#### Instructions to follow:
Copy out each line containing "subtitle" from the entries below.

++++++

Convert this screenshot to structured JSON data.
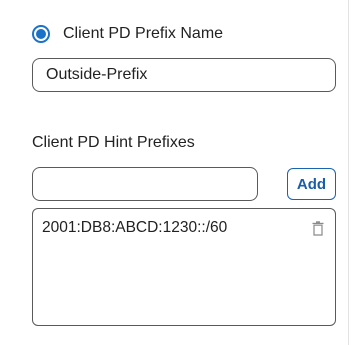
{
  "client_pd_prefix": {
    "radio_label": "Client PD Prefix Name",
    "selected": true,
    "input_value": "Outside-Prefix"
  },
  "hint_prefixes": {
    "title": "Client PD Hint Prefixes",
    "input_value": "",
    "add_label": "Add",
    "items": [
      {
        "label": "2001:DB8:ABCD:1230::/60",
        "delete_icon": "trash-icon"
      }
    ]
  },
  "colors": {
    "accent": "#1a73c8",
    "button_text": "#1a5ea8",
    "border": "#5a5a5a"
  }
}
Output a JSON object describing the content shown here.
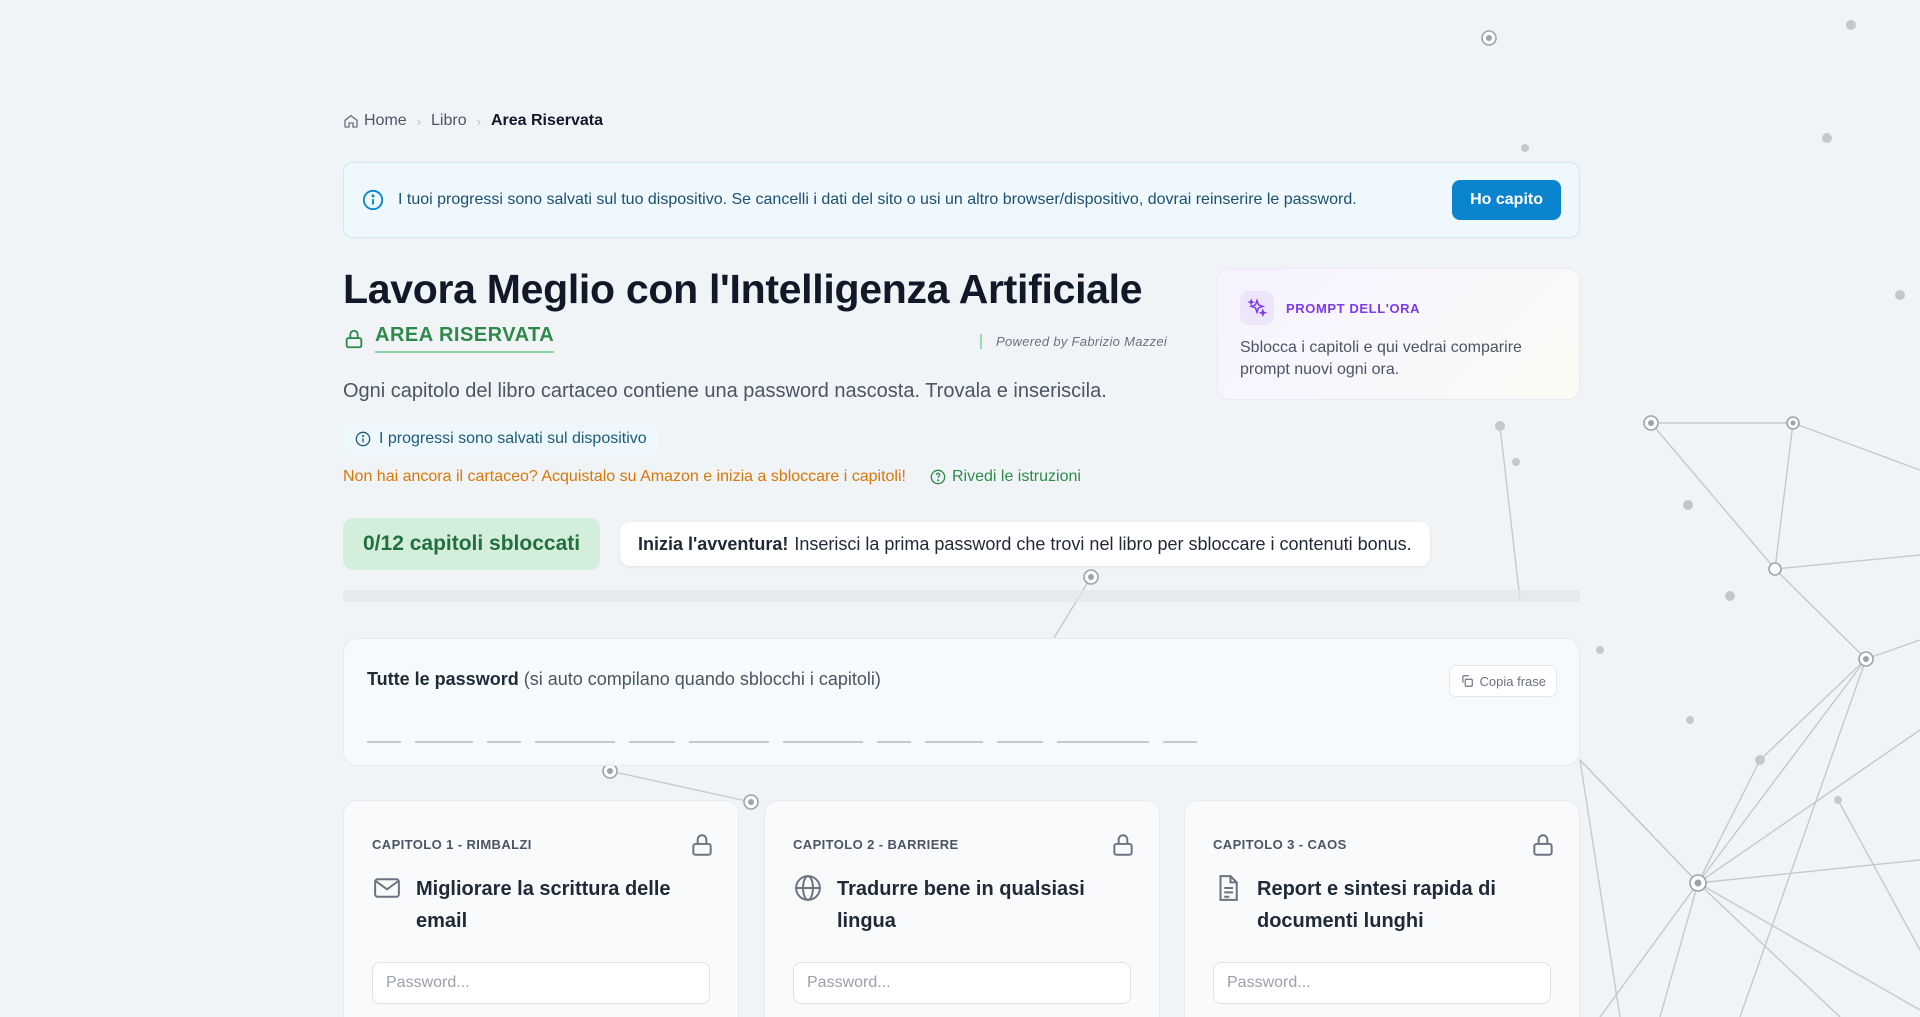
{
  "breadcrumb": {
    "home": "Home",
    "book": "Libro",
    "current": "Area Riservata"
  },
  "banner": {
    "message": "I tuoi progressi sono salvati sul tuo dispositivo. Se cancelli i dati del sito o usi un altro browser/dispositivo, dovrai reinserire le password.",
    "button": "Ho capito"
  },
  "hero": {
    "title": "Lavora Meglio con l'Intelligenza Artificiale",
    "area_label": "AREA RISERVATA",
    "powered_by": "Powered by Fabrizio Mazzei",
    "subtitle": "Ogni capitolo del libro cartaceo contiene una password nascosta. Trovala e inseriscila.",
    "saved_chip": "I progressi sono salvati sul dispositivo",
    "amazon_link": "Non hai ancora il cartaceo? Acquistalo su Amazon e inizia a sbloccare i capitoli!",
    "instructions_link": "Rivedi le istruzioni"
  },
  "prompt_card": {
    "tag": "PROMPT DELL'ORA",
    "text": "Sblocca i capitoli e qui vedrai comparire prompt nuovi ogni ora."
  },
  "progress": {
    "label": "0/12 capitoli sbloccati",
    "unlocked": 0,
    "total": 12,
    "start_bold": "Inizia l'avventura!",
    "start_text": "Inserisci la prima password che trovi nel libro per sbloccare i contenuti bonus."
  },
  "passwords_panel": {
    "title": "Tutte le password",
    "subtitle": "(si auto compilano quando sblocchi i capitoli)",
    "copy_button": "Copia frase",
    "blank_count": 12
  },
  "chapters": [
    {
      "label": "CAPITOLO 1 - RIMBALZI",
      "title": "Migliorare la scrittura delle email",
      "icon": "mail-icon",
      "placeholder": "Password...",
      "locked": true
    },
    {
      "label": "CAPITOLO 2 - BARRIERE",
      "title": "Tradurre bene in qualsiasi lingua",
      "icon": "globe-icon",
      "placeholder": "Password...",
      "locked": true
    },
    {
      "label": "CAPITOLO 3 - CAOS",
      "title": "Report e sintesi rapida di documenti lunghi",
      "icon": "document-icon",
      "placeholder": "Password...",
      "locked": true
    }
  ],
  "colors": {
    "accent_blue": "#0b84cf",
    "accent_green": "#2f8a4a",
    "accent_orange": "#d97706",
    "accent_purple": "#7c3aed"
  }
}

++++++

#### Result below:
    "subtitle": "Ogni capitolo del libro cartaceo contiene una password nascosta. Trovala e inseriscila.",
    "subtitle": "(si auto compilano quando sblocchi i capitoli)",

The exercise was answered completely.